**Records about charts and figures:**
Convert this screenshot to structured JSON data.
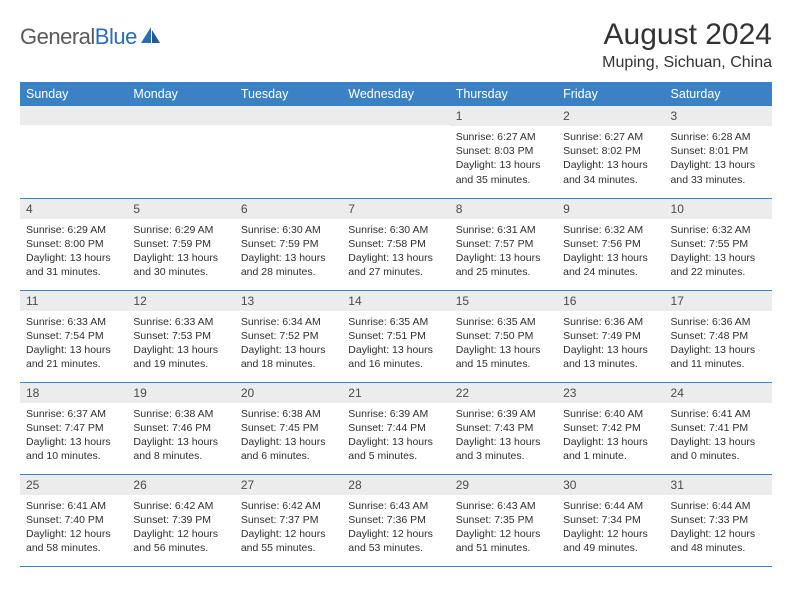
{
  "brand": {
    "general": "General",
    "blue": "Blue"
  },
  "title": "August 2024",
  "location": "Muping, Sichuan, China",
  "days_of_week": [
    "Sunday",
    "Monday",
    "Tuesday",
    "Wednesday",
    "Thursday",
    "Friday",
    "Saturday"
  ],
  "colors": {
    "header_bg": "#3a82c4",
    "header_text": "#ffffff",
    "daynum_bg": "#ececec",
    "border": "#3a82c4",
    "text": "#2f2f2f",
    "logo_gray": "#5a5a5a",
    "logo_blue": "#2a6db5"
  },
  "weeks": [
    [
      {
        "n": "",
        "sr": "",
        "ss": "",
        "dl": ""
      },
      {
        "n": "",
        "sr": "",
        "ss": "",
        "dl": ""
      },
      {
        "n": "",
        "sr": "",
        "ss": "",
        "dl": ""
      },
      {
        "n": "",
        "sr": "",
        "ss": "",
        "dl": ""
      },
      {
        "n": "1",
        "sr": "Sunrise: 6:27 AM",
        "ss": "Sunset: 8:03 PM",
        "dl": "Daylight: 13 hours and 35 minutes."
      },
      {
        "n": "2",
        "sr": "Sunrise: 6:27 AM",
        "ss": "Sunset: 8:02 PM",
        "dl": "Daylight: 13 hours and 34 minutes."
      },
      {
        "n": "3",
        "sr": "Sunrise: 6:28 AM",
        "ss": "Sunset: 8:01 PM",
        "dl": "Daylight: 13 hours and 33 minutes."
      }
    ],
    [
      {
        "n": "4",
        "sr": "Sunrise: 6:29 AM",
        "ss": "Sunset: 8:00 PM",
        "dl": "Daylight: 13 hours and 31 minutes."
      },
      {
        "n": "5",
        "sr": "Sunrise: 6:29 AM",
        "ss": "Sunset: 7:59 PM",
        "dl": "Daylight: 13 hours and 30 minutes."
      },
      {
        "n": "6",
        "sr": "Sunrise: 6:30 AM",
        "ss": "Sunset: 7:59 PM",
        "dl": "Daylight: 13 hours and 28 minutes."
      },
      {
        "n": "7",
        "sr": "Sunrise: 6:30 AM",
        "ss": "Sunset: 7:58 PM",
        "dl": "Daylight: 13 hours and 27 minutes."
      },
      {
        "n": "8",
        "sr": "Sunrise: 6:31 AM",
        "ss": "Sunset: 7:57 PM",
        "dl": "Daylight: 13 hours and 25 minutes."
      },
      {
        "n": "9",
        "sr": "Sunrise: 6:32 AM",
        "ss": "Sunset: 7:56 PM",
        "dl": "Daylight: 13 hours and 24 minutes."
      },
      {
        "n": "10",
        "sr": "Sunrise: 6:32 AM",
        "ss": "Sunset: 7:55 PM",
        "dl": "Daylight: 13 hours and 22 minutes."
      }
    ],
    [
      {
        "n": "11",
        "sr": "Sunrise: 6:33 AM",
        "ss": "Sunset: 7:54 PM",
        "dl": "Daylight: 13 hours and 21 minutes."
      },
      {
        "n": "12",
        "sr": "Sunrise: 6:33 AM",
        "ss": "Sunset: 7:53 PM",
        "dl": "Daylight: 13 hours and 19 minutes."
      },
      {
        "n": "13",
        "sr": "Sunrise: 6:34 AM",
        "ss": "Sunset: 7:52 PM",
        "dl": "Daylight: 13 hours and 18 minutes."
      },
      {
        "n": "14",
        "sr": "Sunrise: 6:35 AM",
        "ss": "Sunset: 7:51 PM",
        "dl": "Daylight: 13 hours and 16 minutes."
      },
      {
        "n": "15",
        "sr": "Sunrise: 6:35 AM",
        "ss": "Sunset: 7:50 PM",
        "dl": "Daylight: 13 hours and 15 minutes."
      },
      {
        "n": "16",
        "sr": "Sunrise: 6:36 AM",
        "ss": "Sunset: 7:49 PM",
        "dl": "Daylight: 13 hours and 13 minutes."
      },
      {
        "n": "17",
        "sr": "Sunrise: 6:36 AM",
        "ss": "Sunset: 7:48 PM",
        "dl": "Daylight: 13 hours and 11 minutes."
      }
    ],
    [
      {
        "n": "18",
        "sr": "Sunrise: 6:37 AM",
        "ss": "Sunset: 7:47 PM",
        "dl": "Daylight: 13 hours and 10 minutes."
      },
      {
        "n": "19",
        "sr": "Sunrise: 6:38 AM",
        "ss": "Sunset: 7:46 PM",
        "dl": "Daylight: 13 hours and 8 minutes."
      },
      {
        "n": "20",
        "sr": "Sunrise: 6:38 AM",
        "ss": "Sunset: 7:45 PM",
        "dl": "Daylight: 13 hours and 6 minutes."
      },
      {
        "n": "21",
        "sr": "Sunrise: 6:39 AM",
        "ss": "Sunset: 7:44 PM",
        "dl": "Daylight: 13 hours and 5 minutes."
      },
      {
        "n": "22",
        "sr": "Sunrise: 6:39 AM",
        "ss": "Sunset: 7:43 PM",
        "dl": "Daylight: 13 hours and 3 minutes."
      },
      {
        "n": "23",
        "sr": "Sunrise: 6:40 AM",
        "ss": "Sunset: 7:42 PM",
        "dl": "Daylight: 13 hours and 1 minute."
      },
      {
        "n": "24",
        "sr": "Sunrise: 6:41 AM",
        "ss": "Sunset: 7:41 PM",
        "dl": "Daylight: 13 hours and 0 minutes."
      }
    ],
    [
      {
        "n": "25",
        "sr": "Sunrise: 6:41 AM",
        "ss": "Sunset: 7:40 PM",
        "dl": "Daylight: 12 hours and 58 minutes."
      },
      {
        "n": "26",
        "sr": "Sunrise: 6:42 AM",
        "ss": "Sunset: 7:39 PM",
        "dl": "Daylight: 12 hours and 56 minutes."
      },
      {
        "n": "27",
        "sr": "Sunrise: 6:42 AM",
        "ss": "Sunset: 7:37 PM",
        "dl": "Daylight: 12 hours and 55 minutes."
      },
      {
        "n": "28",
        "sr": "Sunrise: 6:43 AM",
        "ss": "Sunset: 7:36 PM",
        "dl": "Daylight: 12 hours and 53 minutes."
      },
      {
        "n": "29",
        "sr": "Sunrise: 6:43 AM",
        "ss": "Sunset: 7:35 PM",
        "dl": "Daylight: 12 hours and 51 minutes."
      },
      {
        "n": "30",
        "sr": "Sunrise: 6:44 AM",
        "ss": "Sunset: 7:34 PM",
        "dl": "Daylight: 12 hours and 49 minutes."
      },
      {
        "n": "31",
        "sr": "Sunrise: 6:44 AM",
        "ss": "Sunset: 7:33 PM",
        "dl": "Daylight: 12 hours and 48 minutes."
      }
    ]
  ]
}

**EXERCISE DETAILS:** Retype each entry precisely. Skip images entirely.

**WRITTEN REPLY:**
Convert this screenshot to structured JSON data.
{
  "brand": {
    "general": "General",
    "blue": "Blue"
  },
  "title": "August 2024",
  "location": "Muping, Sichuan, China",
  "days_of_week": [
    "Sunday",
    "Monday",
    "Tuesday",
    "Wednesday",
    "Thursday",
    "Friday",
    "Saturday"
  ],
  "colors": {
    "header_bg": "#3a82c4",
    "header_text": "#ffffff",
    "daynum_bg": "#ececec",
    "border": "#3a82c4",
    "text": "#2f2f2f",
    "logo_gray": "#5a5a5a",
    "logo_blue": "#2a6db5"
  },
  "weeks": [
    [
      {
        "n": "",
        "sr": "",
        "ss": "",
        "dl": ""
      },
      {
        "n": "",
        "sr": "",
        "ss": "",
        "dl": ""
      },
      {
        "n": "",
        "sr": "",
        "ss": "",
        "dl": ""
      },
      {
        "n": "",
        "sr": "",
        "ss": "",
        "dl": ""
      },
      {
        "n": "1",
        "sr": "Sunrise: 6:27 AM",
        "ss": "Sunset: 8:03 PM",
        "dl": "Daylight: 13 hours and 35 minutes."
      },
      {
        "n": "2",
        "sr": "Sunrise: 6:27 AM",
        "ss": "Sunset: 8:02 PM",
        "dl": "Daylight: 13 hours and 34 minutes."
      },
      {
        "n": "3",
        "sr": "Sunrise: 6:28 AM",
        "ss": "Sunset: 8:01 PM",
        "dl": "Daylight: 13 hours and 33 minutes."
      }
    ],
    [
      {
        "n": "4",
        "sr": "Sunrise: 6:29 AM",
        "ss": "Sunset: 8:00 PM",
        "dl": "Daylight: 13 hours and 31 minutes."
      },
      {
        "n": "5",
        "sr": "Sunrise: 6:29 AM",
        "ss": "Sunset: 7:59 PM",
        "dl": "Daylight: 13 hours and 30 minutes."
      },
      {
        "n": "6",
        "sr": "Sunrise: 6:30 AM",
        "ss": "Sunset: 7:59 PM",
        "dl": "Daylight: 13 hours and 28 minutes."
      },
      {
        "n": "7",
        "sr": "Sunrise: 6:30 AM",
        "ss": "Sunset: 7:58 PM",
        "dl": "Daylight: 13 hours and 27 minutes."
      },
      {
        "n": "8",
        "sr": "Sunrise: 6:31 AM",
        "ss": "Sunset: 7:57 PM",
        "dl": "Daylight: 13 hours and 25 minutes."
      },
      {
        "n": "9",
        "sr": "Sunrise: 6:32 AM",
        "ss": "Sunset: 7:56 PM",
        "dl": "Daylight: 13 hours and 24 minutes."
      },
      {
        "n": "10",
        "sr": "Sunrise: 6:32 AM",
        "ss": "Sunset: 7:55 PM",
        "dl": "Daylight: 13 hours and 22 minutes."
      }
    ],
    [
      {
        "n": "11",
        "sr": "Sunrise: 6:33 AM",
        "ss": "Sunset: 7:54 PM",
        "dl": "Daylight: 13 hours and 21 minutes."
      },
      {
        "n": "12",
        "sr": "Sunrise: 6:33 AM",
        "ss": "Sunset: 7:53 PM",
        "dl": "Daylight: 13 hours and 19 minutes."
      },
      {
        "n": "13",
        "sr": "Sunrise: 6:34 AM",
        "ss": "Sunset: 7:52 PM",
        "dl": "Daylight: 13 hours and 18 minutes."
      },
      {
        "n": "14",
        "sr": "Sunrise: 6:35 AM",
        "ss": "Sunset: 7:51 PM",
        "dl": "Daylight: 13 hours and 16 minutes."
      },
      {
        "n": "15",
        "sr": "Sunrise: 6:35 AM",
        "ss": "Sunset: 7:50 PM",
        "dl": "Daylight: 13 hours and 15 minutes."
      },
      {
        "n": "16",
        "sr": "Sunrise: 6:36 AM",
        "ss": "Sunset: 7:49 PM",
        "dl": "Daylight: 13 hours and 13 minutes."
      },
      {
        "n": "17",
        "sr": "Sunrise: 6:36 AM",
        "ss": "Sunset: 7:48 PM",
        "dl": "Daylight: 13 hours and 11 minutes."
      }
    ],
    [
      {
        "n": "18",
        "sr": "Sunrise: 6:37 AM",
        "ss": "Sunset: 7:47 PM",
        "dl": "Daylight: 13 hours and 10 minutes."
      },
      {
        "n": "19",
        "sr": "Sunrise: 6:38 AM",
        "ss": "Sunset: 7:46 PM",
        "dl": "Daylight: 13 hours and 8 minutes."
      },
      {
        "n": "20",
        "sr": "Sunrise: 6:38 AM",
        "ss": "Sunset: 7:45 PM",
        "dl": "Daylight: 13 hours and 6 minutes."
      },
      {
        "n": "21",
        "sr": "Sunrise: 6:39 AM",
        "ss": "Sunset: 7:44 PM",
        "dl": "Daylight: 13 hours and 5 minutes."
      },
      {
        "n": "22",
        "sr": "Sunrise: 6:39 AM",
        "ss": "Sunset: 7:43 PM",
        "dl": "Daylight: 13 hours and 3 minutes."
      },
      {
        "n": "23",
        "sr": "Sunrise: 6:40 AM",
        "ss": "Sunset: 7:42 PM",
        "dl": "Daylight: 13 hours and 1 minute."
      },
      {
        "n": "24",
        "sr": "Sunrise: 6:41 AM",
        "ss": "Sunset: 7:41 PM",
        "dl": "Daylight: 13 hours and 0 minutes."
      }
    ],
    [
      {
        "n": "25",
        "sr": "Sunrise: 6:41 AM",
        "ss": "Sunset: 7:40 PM",
        "dl": "Daylight: 12 hours and 58 minutes."
      },
      {
        "n": "26",
        "sr": "Sunrise: 6:42 AM",
        "ss": "Sunset: 7:39 PM",
        "dl": "Daylight: 12 hours and 56 minutes."
      },
      {
        "n": "27",
        "sr": "Sunrise: 6:42 AM",
        "ss": "Sunset: 7:37 PM",
        "dl": "Daylight: 12 hours and 55 minutes."
      },
      {
        "n": "28",
        "sr": "Sunrise: 6:43 AM",
        "ss": "Sunset: 7:36 PM",
        "dl": "Daylight: 12 hours and 53 minutes."
      },
      {
        "n": "29",
        "sr": "Sunrise: 6:43 AM",
        "ss": "Sunset: 7:35 PM",
        "dl": "Daylight: 12 hours and 51 minutes."
      },
      {
        "n": "30",
        "sr": "Sunrise: 6:44 AM",
        "ss": "Sunset: 7:34 PM",
        "dl": "Daylight: 12 hours and 49 minutes."
      },
      {
        "n": "31",
        "sr": "Sunrise: 6:44 AM",
        "ss": "Sunset: 7:33 PM",
        "dl": "Daylight: 12 hours and 48 minutes."
      }
    ]
  ]
}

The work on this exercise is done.